◆ **DATASET CONTENT**:

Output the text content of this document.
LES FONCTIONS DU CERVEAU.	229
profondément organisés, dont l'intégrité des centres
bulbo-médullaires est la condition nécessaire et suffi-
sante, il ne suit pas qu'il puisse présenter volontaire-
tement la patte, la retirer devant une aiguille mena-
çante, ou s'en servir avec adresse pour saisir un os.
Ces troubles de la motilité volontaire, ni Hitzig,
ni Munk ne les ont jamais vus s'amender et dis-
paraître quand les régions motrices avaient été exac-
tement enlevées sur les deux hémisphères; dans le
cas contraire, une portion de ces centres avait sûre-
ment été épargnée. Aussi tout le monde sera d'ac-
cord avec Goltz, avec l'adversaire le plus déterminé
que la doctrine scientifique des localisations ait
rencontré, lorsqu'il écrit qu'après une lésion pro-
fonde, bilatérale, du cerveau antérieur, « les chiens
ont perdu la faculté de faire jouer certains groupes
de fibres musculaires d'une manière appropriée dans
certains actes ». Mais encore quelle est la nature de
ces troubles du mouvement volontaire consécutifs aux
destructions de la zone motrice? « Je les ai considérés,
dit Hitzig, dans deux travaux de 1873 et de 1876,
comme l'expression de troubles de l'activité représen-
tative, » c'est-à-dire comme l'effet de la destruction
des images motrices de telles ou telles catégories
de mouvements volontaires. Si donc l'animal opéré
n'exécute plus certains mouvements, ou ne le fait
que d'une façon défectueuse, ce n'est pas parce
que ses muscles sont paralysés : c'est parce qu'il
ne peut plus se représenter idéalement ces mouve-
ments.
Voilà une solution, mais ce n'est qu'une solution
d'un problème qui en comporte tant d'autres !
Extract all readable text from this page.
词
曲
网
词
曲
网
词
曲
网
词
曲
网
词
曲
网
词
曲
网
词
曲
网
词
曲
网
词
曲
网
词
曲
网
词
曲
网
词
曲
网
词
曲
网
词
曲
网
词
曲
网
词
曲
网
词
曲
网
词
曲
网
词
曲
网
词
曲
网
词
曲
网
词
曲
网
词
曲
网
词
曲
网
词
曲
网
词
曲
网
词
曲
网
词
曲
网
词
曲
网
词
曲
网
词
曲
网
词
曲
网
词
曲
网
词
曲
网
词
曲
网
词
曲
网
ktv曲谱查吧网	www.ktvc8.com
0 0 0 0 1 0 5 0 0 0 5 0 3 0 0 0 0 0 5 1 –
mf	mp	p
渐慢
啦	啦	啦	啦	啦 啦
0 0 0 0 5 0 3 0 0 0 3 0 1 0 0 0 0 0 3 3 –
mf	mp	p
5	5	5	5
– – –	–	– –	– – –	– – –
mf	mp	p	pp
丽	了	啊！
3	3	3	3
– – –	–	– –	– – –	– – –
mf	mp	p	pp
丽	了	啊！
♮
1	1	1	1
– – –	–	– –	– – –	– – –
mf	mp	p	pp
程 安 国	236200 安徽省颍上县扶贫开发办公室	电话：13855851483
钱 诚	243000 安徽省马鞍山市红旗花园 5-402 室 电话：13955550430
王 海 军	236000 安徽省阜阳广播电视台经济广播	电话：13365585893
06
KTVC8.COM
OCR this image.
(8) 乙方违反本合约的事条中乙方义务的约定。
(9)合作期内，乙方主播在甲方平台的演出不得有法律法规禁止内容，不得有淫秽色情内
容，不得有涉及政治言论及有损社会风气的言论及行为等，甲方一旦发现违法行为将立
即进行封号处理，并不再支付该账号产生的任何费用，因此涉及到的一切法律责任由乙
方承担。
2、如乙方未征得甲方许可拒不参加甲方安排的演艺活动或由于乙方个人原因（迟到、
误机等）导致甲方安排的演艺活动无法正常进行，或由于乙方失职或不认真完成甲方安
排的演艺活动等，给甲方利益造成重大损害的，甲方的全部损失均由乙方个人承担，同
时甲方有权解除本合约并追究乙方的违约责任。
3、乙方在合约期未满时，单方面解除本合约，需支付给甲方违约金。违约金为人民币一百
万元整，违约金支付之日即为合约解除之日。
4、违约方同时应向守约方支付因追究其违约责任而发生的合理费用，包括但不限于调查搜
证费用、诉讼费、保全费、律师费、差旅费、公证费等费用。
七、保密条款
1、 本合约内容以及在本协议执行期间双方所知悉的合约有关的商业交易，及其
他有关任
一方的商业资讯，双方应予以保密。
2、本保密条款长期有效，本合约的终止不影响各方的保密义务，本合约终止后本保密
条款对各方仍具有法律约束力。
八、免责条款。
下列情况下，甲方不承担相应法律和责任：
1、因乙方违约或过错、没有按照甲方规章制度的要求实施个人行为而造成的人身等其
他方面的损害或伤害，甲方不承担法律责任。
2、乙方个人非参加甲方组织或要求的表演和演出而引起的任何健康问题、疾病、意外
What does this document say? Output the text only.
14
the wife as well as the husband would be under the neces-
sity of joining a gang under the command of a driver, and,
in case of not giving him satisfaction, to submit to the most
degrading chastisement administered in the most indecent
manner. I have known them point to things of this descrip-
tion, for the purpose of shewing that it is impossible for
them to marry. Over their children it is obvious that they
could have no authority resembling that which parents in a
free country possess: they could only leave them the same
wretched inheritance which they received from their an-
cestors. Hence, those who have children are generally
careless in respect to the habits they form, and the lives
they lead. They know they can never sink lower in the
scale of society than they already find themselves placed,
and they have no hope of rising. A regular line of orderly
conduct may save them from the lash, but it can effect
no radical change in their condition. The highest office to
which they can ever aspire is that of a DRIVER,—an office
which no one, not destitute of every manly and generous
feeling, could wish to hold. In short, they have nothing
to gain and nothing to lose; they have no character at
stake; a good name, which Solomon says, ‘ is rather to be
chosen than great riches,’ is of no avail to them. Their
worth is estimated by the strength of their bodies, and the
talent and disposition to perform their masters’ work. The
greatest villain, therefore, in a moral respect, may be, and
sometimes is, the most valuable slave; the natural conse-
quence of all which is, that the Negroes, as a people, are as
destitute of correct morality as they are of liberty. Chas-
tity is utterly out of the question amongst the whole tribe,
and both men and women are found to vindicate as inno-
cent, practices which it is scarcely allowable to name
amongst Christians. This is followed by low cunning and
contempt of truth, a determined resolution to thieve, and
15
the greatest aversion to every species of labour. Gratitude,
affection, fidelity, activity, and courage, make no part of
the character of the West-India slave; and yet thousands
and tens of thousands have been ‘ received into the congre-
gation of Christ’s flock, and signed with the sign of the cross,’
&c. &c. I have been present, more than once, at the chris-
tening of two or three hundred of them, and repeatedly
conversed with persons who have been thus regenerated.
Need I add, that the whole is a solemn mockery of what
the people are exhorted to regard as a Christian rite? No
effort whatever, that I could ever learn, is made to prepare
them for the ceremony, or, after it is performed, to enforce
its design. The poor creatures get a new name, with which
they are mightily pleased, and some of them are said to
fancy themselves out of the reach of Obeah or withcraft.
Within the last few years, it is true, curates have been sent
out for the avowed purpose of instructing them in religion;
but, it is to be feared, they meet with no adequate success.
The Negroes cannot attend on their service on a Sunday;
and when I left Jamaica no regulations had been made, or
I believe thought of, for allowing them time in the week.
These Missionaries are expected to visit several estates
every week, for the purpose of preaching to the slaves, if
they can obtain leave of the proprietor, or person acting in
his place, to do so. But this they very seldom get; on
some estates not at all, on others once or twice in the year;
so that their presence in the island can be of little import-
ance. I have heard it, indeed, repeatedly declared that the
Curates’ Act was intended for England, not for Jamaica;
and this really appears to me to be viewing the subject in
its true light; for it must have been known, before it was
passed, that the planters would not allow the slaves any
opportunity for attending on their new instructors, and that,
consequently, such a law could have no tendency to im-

◆ **THE REQUEST**:
Find every line that has "name" in it, then return those lines.

◆ **WRITTEN RESPONSE**:
stake; a good name, which Solomon says, ‘ is rather to be
cent, practices which it is scarcely allowable to name
its design. The poor creatures get a new name, with which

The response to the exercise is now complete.